PROVIDED RECORDS.

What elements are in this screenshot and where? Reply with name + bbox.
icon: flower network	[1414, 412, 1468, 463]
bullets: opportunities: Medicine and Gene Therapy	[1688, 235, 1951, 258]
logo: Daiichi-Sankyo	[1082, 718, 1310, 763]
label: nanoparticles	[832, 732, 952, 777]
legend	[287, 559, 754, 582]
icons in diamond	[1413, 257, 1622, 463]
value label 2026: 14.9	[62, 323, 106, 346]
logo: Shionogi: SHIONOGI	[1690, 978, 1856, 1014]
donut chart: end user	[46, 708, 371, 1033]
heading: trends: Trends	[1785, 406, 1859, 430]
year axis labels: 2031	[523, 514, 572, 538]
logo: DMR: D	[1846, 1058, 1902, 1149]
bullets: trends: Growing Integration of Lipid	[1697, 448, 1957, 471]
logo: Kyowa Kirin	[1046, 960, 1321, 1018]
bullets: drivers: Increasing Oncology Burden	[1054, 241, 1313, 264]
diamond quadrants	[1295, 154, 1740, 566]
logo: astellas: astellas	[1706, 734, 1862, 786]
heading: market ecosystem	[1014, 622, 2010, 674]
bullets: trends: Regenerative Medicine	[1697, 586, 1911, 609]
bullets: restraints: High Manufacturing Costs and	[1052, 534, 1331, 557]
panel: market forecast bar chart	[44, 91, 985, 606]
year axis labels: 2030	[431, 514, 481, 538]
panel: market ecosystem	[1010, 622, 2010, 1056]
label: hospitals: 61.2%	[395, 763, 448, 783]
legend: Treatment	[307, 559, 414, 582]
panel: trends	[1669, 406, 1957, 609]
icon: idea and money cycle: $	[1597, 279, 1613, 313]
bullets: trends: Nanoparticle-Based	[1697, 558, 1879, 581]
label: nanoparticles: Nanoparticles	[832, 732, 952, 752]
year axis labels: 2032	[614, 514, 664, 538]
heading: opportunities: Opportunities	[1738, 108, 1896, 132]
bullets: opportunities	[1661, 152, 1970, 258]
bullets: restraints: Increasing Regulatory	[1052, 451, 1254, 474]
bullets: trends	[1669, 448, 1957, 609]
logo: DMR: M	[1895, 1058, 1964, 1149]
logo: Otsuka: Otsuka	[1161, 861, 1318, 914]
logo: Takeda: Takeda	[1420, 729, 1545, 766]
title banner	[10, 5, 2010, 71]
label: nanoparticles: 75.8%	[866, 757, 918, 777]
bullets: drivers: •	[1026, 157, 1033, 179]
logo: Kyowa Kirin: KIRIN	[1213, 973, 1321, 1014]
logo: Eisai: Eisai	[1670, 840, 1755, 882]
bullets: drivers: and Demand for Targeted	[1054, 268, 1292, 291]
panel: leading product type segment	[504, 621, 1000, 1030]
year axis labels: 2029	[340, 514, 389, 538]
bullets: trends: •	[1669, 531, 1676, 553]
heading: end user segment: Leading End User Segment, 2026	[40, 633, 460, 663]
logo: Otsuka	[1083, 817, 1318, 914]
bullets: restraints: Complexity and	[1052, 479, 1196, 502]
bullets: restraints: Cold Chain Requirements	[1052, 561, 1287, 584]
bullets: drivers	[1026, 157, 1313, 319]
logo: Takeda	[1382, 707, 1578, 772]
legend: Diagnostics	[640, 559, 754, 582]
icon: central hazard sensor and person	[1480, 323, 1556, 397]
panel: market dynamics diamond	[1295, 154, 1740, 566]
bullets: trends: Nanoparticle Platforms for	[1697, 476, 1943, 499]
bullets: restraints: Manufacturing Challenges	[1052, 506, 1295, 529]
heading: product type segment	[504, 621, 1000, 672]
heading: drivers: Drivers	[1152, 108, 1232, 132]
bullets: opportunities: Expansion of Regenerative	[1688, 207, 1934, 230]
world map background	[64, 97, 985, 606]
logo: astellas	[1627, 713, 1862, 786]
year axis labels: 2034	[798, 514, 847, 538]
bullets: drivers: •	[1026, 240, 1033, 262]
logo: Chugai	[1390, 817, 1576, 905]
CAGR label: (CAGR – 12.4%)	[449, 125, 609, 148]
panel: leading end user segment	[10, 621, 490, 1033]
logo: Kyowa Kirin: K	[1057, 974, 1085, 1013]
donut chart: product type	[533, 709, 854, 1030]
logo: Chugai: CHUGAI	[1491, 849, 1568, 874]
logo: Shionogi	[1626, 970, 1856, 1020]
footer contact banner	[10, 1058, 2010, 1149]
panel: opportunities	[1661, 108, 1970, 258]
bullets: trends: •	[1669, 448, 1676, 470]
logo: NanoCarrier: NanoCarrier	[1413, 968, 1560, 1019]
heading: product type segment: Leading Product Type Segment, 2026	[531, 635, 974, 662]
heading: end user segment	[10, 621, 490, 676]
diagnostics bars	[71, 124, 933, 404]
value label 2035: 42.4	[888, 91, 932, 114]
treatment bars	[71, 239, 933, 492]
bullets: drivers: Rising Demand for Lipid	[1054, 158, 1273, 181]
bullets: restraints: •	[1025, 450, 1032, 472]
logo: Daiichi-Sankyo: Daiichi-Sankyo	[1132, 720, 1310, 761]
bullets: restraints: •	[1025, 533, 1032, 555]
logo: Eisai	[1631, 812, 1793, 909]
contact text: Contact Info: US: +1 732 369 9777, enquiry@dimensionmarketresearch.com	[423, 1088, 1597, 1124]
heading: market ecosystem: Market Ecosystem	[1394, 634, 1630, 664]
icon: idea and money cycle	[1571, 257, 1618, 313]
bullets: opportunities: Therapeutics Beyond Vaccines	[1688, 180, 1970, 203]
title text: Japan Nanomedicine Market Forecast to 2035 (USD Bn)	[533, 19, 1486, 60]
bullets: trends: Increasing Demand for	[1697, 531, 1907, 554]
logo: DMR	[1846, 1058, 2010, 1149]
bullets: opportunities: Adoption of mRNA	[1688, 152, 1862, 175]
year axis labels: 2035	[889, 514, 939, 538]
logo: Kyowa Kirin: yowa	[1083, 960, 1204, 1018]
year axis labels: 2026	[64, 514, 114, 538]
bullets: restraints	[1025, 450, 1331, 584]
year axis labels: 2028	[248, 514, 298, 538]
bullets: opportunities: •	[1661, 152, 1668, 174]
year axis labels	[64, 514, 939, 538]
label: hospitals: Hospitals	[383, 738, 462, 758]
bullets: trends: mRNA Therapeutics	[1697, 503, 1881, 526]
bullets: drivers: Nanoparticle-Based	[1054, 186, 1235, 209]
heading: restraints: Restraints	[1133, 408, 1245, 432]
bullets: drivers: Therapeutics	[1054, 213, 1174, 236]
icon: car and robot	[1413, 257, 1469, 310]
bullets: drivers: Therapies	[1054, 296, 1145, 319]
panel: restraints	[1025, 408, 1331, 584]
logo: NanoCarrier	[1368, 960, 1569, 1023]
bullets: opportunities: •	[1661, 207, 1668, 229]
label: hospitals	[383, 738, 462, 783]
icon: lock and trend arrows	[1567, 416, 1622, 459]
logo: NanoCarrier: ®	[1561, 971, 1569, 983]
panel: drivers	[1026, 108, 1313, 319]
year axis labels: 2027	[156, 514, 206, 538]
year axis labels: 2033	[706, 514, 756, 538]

ASSIGNED TASK. The answer is every entry, copied word for word.

SOLUTION TO THE PROBLEM.
What elements are in this screenshot and where? Reply with name + bbox.
icon: flower network	[1414, 412, 1468, 463]
bullets: opportunities: Medicine and Gene Therapy	[1688, 235, 1951, 258]
logo: Daiichi-Sankyo	[1082, 718, 1310, 763]
label: nanoparticles	[832, 732, 952, 777]
legend	[287, 559, 754, 582]
icons in diamond	[1413, 257, 1622, 463]
value label 2026: 14.9	[62, 323, 106, 346]
logo: Shionogi: SHIONOGI	[1690, 978, 1856, 1014]
donut chart: end user	[46, 708, 371, 1033]
heading: trends: Trends	[1785, 406, 1859, 430]
year axis labels: 2031	[523, 514, 572, 538]
logo: DMR: D	[1846, 1058, 1902, 1149]
bullets: trends: Growing Integration of Lipid	[1697, 448, 1957, 471]
logo: Kyowa Kirin	[1046, 960, 1321, 1018]
bullets: drivers: Increasing Oncology Burden	[1054, 241, 1313, 264]
diamond quadrants	[1295, 154, 1740, 566]
logo: astellas: astellas	[1706, 734, 1862, 786]
heading: market ecosystem	[1014, 622, 2010, 674]
bullets: trends: Regenerative Medicine	[1697, 586, 1911, 609]
bullets: restraints: High Manufacturing Costs and	[1052, 534, 1331, 557]
panel: market forecast bar chart	[44, 91, 985, 606]
year axis labels: 2030	[431, 514, 481, 538]
panel: market ecosystem	[1010, 622, 2010, 1056]
label: hospitals: 61.2%	[395, 763, 448, 783]
legend: Treatment	[307, 559, 414, 582]
panel: trends	[1669, 406, 1957, 609]
icon: idea and money cycle: $	[1597, 279, 1613, 313]
bullets: trends: Nanoparticle-Based	[1697, 558, 1879, 581]
label: nanoparticles: Nanoparticles	[832, 732, 952, 752]
year axis labels: 2032	[614, 514, 664, 538]
heading: opportunities: Opportunities	[1738, 108, 1896, 132]
bullets: opportunities	[1661, 152, 1970, 258]
bullets: restraints: Increasing Regulatory	[1052, 451, 1254, 474]
bullets: trends	[1669, 448, 1957, 609]
logo: DMR: M	[1895, 1058, 1964, 1149]
logo: Otsuka: Otsuka	[1161, 861, 1318, 914]
logo: Takeda: Takeda	[1420, 729, 1545, 766]
title banner	[10, 5, 2010, 71]
label: nanoparticles: 75.8%	[866, 757, 918, 777]
bullets: drivers: •	[1026, 157, 1033, 179]
logo: Kyowa Kirin: KIRIN	[1213, 973, 1321, 1014]
logo: Eisai: Eisai	[1670, 840, 1755, 882]
bullets: drivers: and Demand for Targeted	[1054, 268, 1292, 291]
panel: leading product type segment	[504, 621, 1000, 1030]
year axis labels: 2029	[340, 514, 389, 538]
bullets: trends: •	[1669, 531, 1676, 553]
heading: end user segment: Leading End User Segment, 2026	[40, 633, 460, 663]
logo: Otsuka	[1083, 817, 1318, 914]
bullets: restraints: Complexity and	[1052, 479, 1196, 502]
bullets: restraints: Cold Chain Requirements	[1052, 561, 1287, 584]
bullets: drivers	[1026, 157, 1313, 319]
logo: Takeda	[1382, 707, 1578, 772]
legend: Diagnostics	[640, 559, 754, 582]
icon: central hazard sensor and person	[1480, 323, 1556, 397]
panel: market dynamics diamond	[1295, 154, 1740, 566]
bullets: trends: Nanoparticle Platforms for	[1697, 476, 1943, 499]
bullets: restraints: Manufacturing Challenges	[1052, 506, 1295, 529]
heading: product type segment	[504, 621, 1000, 672]
heading: drivers: Drivers	[1152, 108, 1232, 132]
bullets: opportunities: Expansion of Regenerative	[1688, 207, 1934, 230]
world map background	[64, 97, 985, 606]
logo: astellas	[1627, 713, 1862, 786]
year axis labels: 2034	[798, 514, 847, 538]
bullets: drivers: •	[1026, 240, 1033, 262]
logo: Chugai	[1390, 817, 1576, 905]
CAGR label: (CAGR – 12.4%)	[449, 125, 609, 148]
panel: leading end user segment	[10, 621, 490, 1033]
logo: Kyowa Kirin: K	[1057, 974, 1085, 1013]
donut chart: product type	[533, 709, 854, 1030]
logo: Chugai: CHUGAI	[1491, 849, 1568, 874]
logo: Shionogi	[1626, 970, 1856, 1020]
footer contact banner	[10, 1058, 2010, 1149]
panel: opportunities	[1661, 108, 1970, 258]
bullets: trends: •	[1669, 448, 1676, 470]
logo: NanoCarrier: NanoCarrier	[1413, 968, 1560, 1019]
heading: product type segment: Leading Product Type Segment, 2026	[531, 635, 974, 662]
heading: end user segment	[10, 621, 490, 676]
diagnostics bars	[71, 124, 933, 404]
value label 2035: 42.4	[888, 91, 932, 114]
treatment bars	[71, 239, 933, 492]
bullets: drivers: Rising Demand for Lipid	[1054, 158, 1273, 181]
bullets: restraints: •	[1025, 450, 1032, 472]
logo: Daiichi-Sankyo: Daiichi-Sankyo	[1132, 720, 1310, 761]
bullets: restraints: •	[1025, 533, 1032, 555]
logo: Eisai	[1631, 812, 1793, 909]
contact text: Contact Info: US: +1 732 369 9777, enquiry@dimensionmarketresearch.com	[423, 1088, 1597, 1124]
heading: market ecosystem: Market Ecosystem	[1394, 634, 1630, 664]
icon: idea and money cycle	[1571, 257, 1618, 313]
bullets: opportunities: Therapeutics Beyond Vaccines	[1688, 180, 1970, 203]
title text: Japan Nanomedicine Market Forecast to 2035 (USD Bn)	[533, 19, 1486, 60]
bullets: trends: Increasing Demand for	[1697, 531, 1907, 554]
logo: DMR	[1846, 1058, 2010, 1149]
bullets: opportunities: Adoption of mRNA	[1688, 152, 1862, 175]
year axis labels: 2035	[889, 514, 939, 538]
logo: Kyowa Kirin: yowa	[1083, 960, 1204, 1018]
year axis labels: 2026	[64, 514, 114, 538]
bullets: restraints	[1025, 450, 1331, 584]
year axis labels: 2028	[248, 514, 298, 538]
bullets: opportunities: •	[1661, 152, 1668, 174]
year axis labels	[64, 514, 939, 538]
label: hospitals: Hospitals	[383, 738, 462, 758]
bullets: trends: mRNA Therapeutics	[1697, 503, 1881, 526]
bullets: drivers: Nanoparticle-Based	[1054, 186, 1235, 209]
heading: restraints: Restraints	[1133, 408, 1245, 432]
bullets: drivers: Therapeutics	[1054, 213, 1174, 236]
icon: car and robot	[1413, 257, 1469, 310]
bullets: drivers: Therapies	[1054, 296, 1145, 319]
panel: restraints	[1025, 408, 1331, 584]
logo: NanoCarrier	[1368, 960, 1569, 1023]
bullets: opportunities: •	[1661, 207, 1668, 229]
label: hospitals	[383, 738, 462, 783]
icon: lock and trend arrows	[1567, 416, 1622, 459]
logo: NanoCarrier: ®	[1561, 971, 1569, 983]
panel: drivers	[1026, 108, 1313, 319]
year axis labels: 2027	[156, 514, 206, 538]
year axis labels: 2033	[706, 514, 756, 538]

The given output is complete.